RECORDS SHOWN —
☆ ☆ ☆

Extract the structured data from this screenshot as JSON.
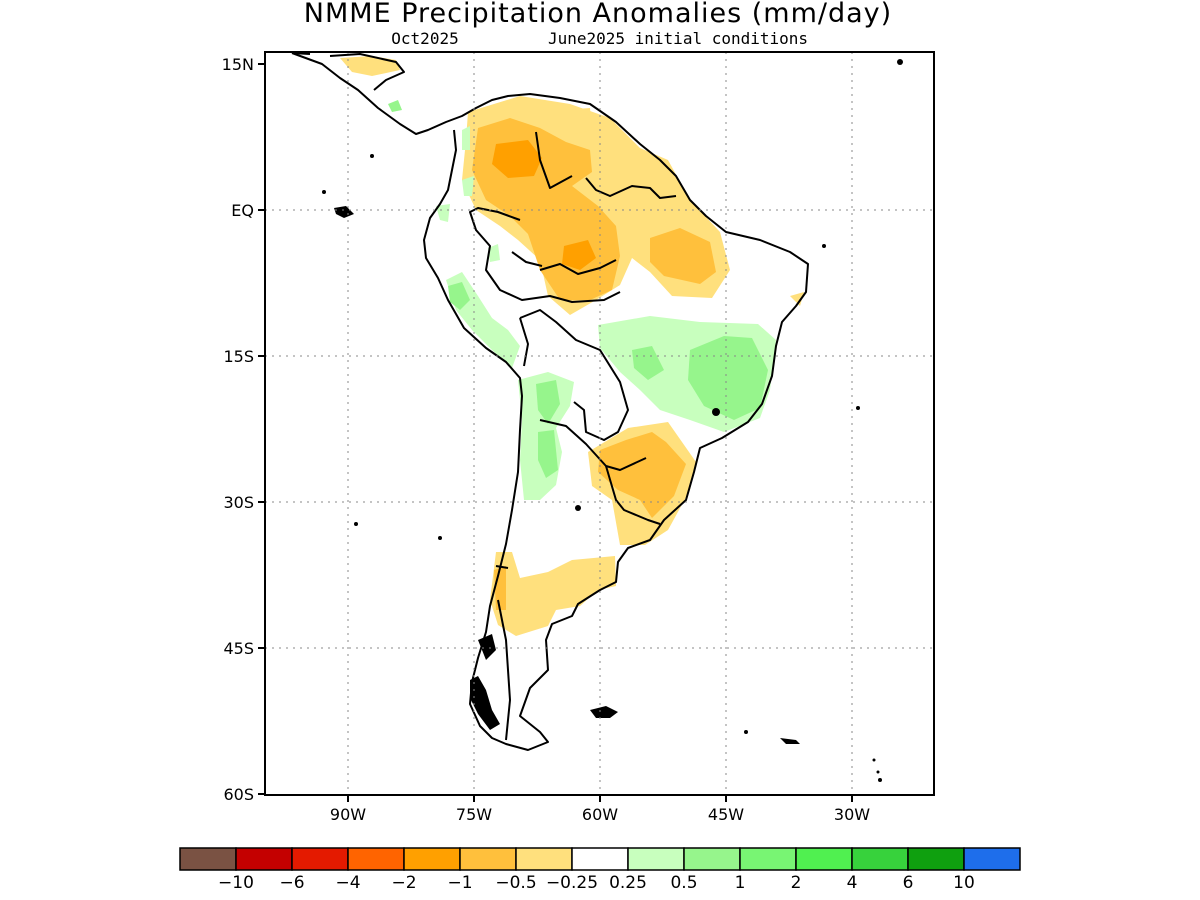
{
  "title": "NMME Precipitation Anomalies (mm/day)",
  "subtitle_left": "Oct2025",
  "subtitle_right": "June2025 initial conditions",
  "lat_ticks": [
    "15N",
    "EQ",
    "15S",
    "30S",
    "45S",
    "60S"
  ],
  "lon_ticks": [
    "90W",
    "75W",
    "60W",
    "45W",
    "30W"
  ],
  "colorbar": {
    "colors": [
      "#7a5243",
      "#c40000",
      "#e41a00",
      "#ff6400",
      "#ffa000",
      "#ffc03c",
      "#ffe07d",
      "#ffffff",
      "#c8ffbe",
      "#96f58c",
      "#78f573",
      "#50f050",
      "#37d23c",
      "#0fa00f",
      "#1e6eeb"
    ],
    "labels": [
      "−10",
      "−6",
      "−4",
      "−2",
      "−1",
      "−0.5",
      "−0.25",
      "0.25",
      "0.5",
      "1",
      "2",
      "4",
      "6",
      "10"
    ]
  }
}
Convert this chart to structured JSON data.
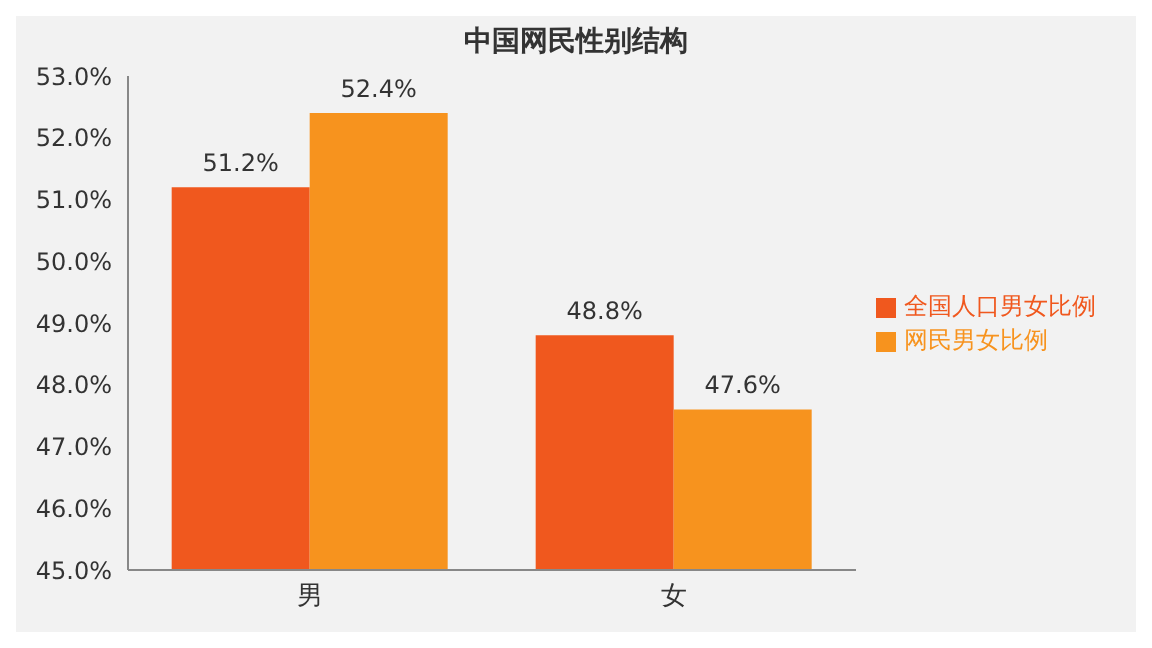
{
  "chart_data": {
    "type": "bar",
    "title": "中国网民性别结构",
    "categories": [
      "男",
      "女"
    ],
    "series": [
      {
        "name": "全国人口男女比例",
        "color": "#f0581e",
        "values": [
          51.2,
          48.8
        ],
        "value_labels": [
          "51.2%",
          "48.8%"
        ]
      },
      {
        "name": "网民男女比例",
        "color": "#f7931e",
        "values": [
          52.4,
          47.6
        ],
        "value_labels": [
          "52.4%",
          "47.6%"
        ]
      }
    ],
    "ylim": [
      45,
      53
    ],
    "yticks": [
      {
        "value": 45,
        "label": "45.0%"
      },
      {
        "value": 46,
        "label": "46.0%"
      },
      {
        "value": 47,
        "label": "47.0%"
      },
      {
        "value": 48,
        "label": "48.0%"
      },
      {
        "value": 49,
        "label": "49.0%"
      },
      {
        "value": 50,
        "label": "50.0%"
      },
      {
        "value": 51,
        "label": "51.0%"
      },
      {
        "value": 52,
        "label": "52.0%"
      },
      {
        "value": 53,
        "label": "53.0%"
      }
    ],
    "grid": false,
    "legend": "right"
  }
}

☆ ☆ ☆

WHAT THIS TASK INVOLVES —
Transcribe all the records above word for word, without their images.

WRITTEN SOLUTION —
Extract the structured data from this screenshot as JSON.
{
  "title": "NMME Precipitation Anomalies (mm/day)",
  "subtitle_left": "Oct2025",
  "subtitle_right": "June2025 initial conditions",
  "lat_ticks": [
    "15N",
    "EQ",
    "15S",
    "30S",
    "45S",
    "60S"
  ],
  "lon_ticks": [
    "90W",
    "75W",
    "60W",
    "45W",
    "30W"
  ],
  "colorbar": {
    "colors": [
      "#7a5243",
      "#c40000",
      "#e41a00",
      "#ff6400",
      "#ffa000",
      "#ffc03c",
      "#ffe07d",
      "#ffffff",
      "#c8ffbe",
      "#96f58c",
      "#78f573",
      "#50f050",
      "#37d23c",
      "#0fa00f",
      "#1e6eeb"
    ],
    "labels": [
      "−10",
      "−6",
      "−4",
      "−2",
      "−1",
      "−0.5",
      "−0.25",
      "0.25",
      "0.5",
      "1",
      "2",
      "4",
      "6",
      "10"
    ]
  }
}
Convert this chart to structured JSON data.
{
  "chart_data": {
    "type": "bar",
    "title": "中国网民性别结构",
    "categories": [
      "男",
      "女"
    ],
    "series": [
      {
        "name": "全国人口男女比例",
        "color": "#f0581e",
        "values": [
          51.2,
          48.8
        ],
        "value_labels": [
          "51.2%",
          "48.8%"
        ]
      },
      {
        "name": "网民男女比例",
        "color": "#f7931e",
        "values": [
          52.4,
          47.6
        ],
        "value_labels": [
          "52.4%",
          "47.6%"
        ]
      }
    ],
    "ylim": [
      45,
      53
    ],
    "yticks": [
      {
        "value": 45,
        "label": "45.0%"
      },
      {
        "value": 46,
        "label": "46.0%"
      },
      {
        "value": 47,
        "label": "47.0%"
      },
      {
        "value": 48,
        "label": "48.0%"
      },
      {
        "value": 49,
        "label": "49.0%"
      },
      {
        "value": 50,
        "label": "50.0%"
      },
      {
        "value": 51,
        "label": "51.0%"
      },
      {
        "value": 52,
        "label": "52.0%"
      },
      {
        "value": 53,
        "label": "53.0%"
      }
    ],
    "grid": false,
    "legend": "right"
  }
}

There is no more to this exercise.